* ВЫБРАННЫЙ ОТРЫВОК:
☆ ☆ ☆ ☆
Гароди предложил нарушить философскую традицию, согласно которой ближайшим предшественником Маркса был Гегель, чья диалектика определила подход Маркса к пониманию истории. Это место, по мнению французского философа, по праву должен занять И. Г. Фихте в силу его революционного духа, стремления систематизировать скрытую историю французской революции, выявившую динамические стороны существования, роль свободной человеческой деятельности. Значение философской концепции Фихте Гароди видит в том, что она содержит, «хотя и в мистифицированной, идеалистической и метафизической форме, источник трех больших тем, которые марксистам надлежало поставить с головы на ноги: теория свободы, теория субъективности и теория практики»[1]. Все они замкнуты на проблему, важнейшую и для Фихте, и для марксизма, – отношение субъекта и объекта.
☆ ☆ ☆ ☆
Необработанные записи:

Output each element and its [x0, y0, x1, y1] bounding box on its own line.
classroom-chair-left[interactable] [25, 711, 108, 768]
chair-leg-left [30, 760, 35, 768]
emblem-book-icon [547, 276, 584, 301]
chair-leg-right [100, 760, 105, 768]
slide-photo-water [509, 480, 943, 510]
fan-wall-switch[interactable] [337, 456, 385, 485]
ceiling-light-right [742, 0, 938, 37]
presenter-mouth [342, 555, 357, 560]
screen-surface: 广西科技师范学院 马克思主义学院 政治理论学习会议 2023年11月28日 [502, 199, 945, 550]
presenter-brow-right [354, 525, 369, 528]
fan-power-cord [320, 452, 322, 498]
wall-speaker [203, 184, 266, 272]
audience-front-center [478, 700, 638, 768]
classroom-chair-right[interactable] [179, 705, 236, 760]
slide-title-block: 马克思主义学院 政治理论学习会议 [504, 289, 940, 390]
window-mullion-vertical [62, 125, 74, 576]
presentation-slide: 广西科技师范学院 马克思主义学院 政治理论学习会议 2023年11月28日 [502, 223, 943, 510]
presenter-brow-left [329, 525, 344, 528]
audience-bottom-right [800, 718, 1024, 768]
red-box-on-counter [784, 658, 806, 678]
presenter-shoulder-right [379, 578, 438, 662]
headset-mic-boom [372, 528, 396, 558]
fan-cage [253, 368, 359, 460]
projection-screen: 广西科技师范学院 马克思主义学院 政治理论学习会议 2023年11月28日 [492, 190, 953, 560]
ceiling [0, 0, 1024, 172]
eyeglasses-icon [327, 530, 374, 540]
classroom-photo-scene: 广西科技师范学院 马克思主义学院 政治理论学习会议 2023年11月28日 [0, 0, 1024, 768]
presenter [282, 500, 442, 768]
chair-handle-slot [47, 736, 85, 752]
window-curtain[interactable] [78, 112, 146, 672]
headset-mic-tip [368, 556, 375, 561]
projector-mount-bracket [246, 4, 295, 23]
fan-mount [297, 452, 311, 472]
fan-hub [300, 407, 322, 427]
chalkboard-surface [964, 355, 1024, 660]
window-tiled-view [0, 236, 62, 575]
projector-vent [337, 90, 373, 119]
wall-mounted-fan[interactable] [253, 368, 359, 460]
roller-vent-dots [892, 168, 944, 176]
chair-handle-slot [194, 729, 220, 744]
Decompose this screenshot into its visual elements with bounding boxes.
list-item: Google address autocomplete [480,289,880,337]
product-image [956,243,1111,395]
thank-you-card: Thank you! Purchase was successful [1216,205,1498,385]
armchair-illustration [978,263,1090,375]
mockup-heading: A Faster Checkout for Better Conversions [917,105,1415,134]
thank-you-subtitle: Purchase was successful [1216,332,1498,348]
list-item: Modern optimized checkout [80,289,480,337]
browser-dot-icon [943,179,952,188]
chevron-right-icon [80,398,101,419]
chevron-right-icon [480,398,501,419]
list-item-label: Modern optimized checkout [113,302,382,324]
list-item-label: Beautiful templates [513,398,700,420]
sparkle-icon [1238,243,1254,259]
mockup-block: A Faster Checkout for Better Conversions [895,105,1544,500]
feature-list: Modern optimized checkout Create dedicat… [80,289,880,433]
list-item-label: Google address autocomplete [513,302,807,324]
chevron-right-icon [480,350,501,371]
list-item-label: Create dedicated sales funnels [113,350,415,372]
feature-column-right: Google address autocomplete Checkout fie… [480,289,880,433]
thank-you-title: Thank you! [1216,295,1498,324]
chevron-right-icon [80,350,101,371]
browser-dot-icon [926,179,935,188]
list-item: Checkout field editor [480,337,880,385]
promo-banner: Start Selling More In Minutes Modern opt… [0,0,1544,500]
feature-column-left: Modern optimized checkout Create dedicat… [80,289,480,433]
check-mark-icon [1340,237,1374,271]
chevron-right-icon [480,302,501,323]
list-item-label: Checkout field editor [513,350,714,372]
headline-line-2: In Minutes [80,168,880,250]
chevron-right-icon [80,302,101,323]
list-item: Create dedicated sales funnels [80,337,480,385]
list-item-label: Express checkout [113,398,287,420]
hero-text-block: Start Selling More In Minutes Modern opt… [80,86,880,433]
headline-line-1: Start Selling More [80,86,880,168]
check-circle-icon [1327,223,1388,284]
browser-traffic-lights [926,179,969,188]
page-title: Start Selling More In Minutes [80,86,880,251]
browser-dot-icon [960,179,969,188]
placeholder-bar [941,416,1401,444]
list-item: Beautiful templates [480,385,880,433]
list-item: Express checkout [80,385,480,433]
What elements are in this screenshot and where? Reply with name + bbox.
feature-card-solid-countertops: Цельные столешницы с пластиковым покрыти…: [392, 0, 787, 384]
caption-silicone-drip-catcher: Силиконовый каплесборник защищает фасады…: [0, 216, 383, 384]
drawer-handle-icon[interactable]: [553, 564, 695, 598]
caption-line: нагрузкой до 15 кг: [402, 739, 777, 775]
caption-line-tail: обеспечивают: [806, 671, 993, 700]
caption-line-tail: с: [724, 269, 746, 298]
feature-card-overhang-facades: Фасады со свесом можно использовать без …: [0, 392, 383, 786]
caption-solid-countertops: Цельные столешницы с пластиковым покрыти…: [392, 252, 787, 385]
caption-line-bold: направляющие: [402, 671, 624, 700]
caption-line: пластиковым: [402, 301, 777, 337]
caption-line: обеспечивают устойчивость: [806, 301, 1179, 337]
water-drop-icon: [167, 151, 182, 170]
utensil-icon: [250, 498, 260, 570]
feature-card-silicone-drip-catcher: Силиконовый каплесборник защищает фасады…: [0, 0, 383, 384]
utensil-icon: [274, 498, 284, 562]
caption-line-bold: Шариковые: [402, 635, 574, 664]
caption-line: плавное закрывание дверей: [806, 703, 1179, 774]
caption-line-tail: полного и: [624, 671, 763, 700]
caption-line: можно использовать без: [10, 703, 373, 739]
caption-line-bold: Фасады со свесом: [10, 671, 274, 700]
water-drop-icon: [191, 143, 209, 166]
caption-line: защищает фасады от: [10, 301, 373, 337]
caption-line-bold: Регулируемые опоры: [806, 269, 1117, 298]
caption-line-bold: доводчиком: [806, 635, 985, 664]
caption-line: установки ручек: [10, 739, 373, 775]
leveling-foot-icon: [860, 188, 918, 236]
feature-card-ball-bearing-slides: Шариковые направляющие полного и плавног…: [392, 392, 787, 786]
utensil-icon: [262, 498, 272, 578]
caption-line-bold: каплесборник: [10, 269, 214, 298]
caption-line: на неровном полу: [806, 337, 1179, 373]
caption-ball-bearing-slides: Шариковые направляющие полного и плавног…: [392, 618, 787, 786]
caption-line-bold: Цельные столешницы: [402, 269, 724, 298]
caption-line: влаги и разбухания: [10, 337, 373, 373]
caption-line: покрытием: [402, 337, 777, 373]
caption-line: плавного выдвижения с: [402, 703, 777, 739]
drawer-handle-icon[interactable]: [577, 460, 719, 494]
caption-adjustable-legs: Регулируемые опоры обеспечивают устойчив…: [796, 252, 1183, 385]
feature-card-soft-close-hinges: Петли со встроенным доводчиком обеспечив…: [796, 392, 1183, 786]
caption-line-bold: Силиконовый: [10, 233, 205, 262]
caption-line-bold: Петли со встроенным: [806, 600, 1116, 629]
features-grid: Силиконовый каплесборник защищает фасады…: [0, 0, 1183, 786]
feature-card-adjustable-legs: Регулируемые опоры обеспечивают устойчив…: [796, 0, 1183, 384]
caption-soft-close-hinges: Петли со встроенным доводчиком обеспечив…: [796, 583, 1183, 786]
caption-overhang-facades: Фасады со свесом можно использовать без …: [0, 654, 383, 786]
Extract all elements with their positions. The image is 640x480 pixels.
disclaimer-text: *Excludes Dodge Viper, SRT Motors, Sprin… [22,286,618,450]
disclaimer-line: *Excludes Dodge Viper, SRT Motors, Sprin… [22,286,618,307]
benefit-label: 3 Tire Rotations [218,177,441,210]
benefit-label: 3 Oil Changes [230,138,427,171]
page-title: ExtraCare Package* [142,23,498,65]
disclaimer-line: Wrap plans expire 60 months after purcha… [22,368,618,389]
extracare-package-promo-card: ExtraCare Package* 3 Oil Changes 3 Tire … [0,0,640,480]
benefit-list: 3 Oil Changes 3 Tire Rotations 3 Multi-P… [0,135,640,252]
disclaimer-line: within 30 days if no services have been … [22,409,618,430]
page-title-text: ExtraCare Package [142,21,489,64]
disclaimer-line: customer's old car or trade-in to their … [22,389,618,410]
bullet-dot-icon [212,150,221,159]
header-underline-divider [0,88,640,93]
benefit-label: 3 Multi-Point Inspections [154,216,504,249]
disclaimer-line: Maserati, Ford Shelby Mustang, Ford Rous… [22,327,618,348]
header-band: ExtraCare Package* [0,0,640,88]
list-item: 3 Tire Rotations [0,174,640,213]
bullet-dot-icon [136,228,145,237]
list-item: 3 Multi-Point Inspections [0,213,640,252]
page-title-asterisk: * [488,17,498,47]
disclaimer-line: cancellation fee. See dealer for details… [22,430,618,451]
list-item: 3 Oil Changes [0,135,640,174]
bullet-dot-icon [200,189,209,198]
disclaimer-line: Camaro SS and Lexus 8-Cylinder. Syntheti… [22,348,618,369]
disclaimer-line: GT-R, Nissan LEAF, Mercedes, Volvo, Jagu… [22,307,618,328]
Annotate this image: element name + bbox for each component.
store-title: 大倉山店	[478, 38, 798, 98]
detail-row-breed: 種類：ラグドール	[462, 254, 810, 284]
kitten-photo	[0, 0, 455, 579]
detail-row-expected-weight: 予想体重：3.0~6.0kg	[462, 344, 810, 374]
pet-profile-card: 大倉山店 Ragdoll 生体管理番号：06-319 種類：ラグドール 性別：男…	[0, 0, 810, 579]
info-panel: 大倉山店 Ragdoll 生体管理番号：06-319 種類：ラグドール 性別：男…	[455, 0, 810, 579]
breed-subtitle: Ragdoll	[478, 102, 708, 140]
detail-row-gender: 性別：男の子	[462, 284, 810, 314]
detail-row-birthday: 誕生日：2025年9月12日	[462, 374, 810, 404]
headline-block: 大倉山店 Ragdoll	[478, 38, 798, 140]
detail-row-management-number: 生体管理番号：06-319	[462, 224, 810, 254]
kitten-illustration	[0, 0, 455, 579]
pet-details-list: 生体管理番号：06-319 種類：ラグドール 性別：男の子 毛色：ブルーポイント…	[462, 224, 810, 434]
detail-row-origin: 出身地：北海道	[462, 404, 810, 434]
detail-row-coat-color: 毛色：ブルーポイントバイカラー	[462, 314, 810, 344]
☆ ☆ ☆ ☆
* ЗАДАНИЕ 1: Выпишите без изменений часть отрывка о Гароди и Фихте от слов «Гароди предложил нарушить» до слов «субъекта и объекта.» включительно.
* ЗАДАНИЕ 2: Продолжите текст о взгляде Гароди на Фихте как предшественника Маркса, начав сразу после его последнего предложения.
Эти записи получены из другого источника.

* ОТВЕТ К ЗАДАНИЮ 1:
Гароди предложил нарушить философскую традицию, согласно которой ближайшим предшественником Маркса был Гегель, чья диалектика определила подход Маркса к пониманию истории. Это место, по мнению французского философа, по праву должен занять И. Г. Фихте в силу его революционного духа, стремления систематизировать скрытую историю французской революции, выявившую динамические стороны существования, роль свободной человеческой деятельности. Значение философской концепции Фихте Гароди видит в том, что она содержит, «хотя и в мистифицированной, идеалистической и метафизической форме, источник трех больших тем, которые марксистам надлежало поставить с головы на ноги: теория свободы, теория субъективности и теория практики»[1]. Все они замкнуты на проблему, важнейшую и для Фихте, и для марксизма, – отношение субъекта и объекта.

* ОТВЕТ К ЗАДАНИЮ 2:
Фихте, как никто другой, соединил в рамках идеалистической конструкции человека с миром: изменение себя, созидание себя как субъекта, идея тождества субъекта и объекта – подобные моменты фихтеанства имеют весьма глубокую социальную обусловленность[2]. Маркс уже в ранних работах стремился придать этому миропониманию конкретно-исторический характер: «От идеализма, который я... сравнивал с кантовским и фихтевским идеализмом, питая его из этого источника, – я пришел к тому, чтобы искать идеи в самой действительности. Если прежде боги жили на земле, то теперь они стали ее центром»[3]. Чего добивается Гароди через предлагаемую философскую рокировку? Ответ достаточно ясен: философия Маркса органично вбирает в себя момент субъективности и трансцендентности.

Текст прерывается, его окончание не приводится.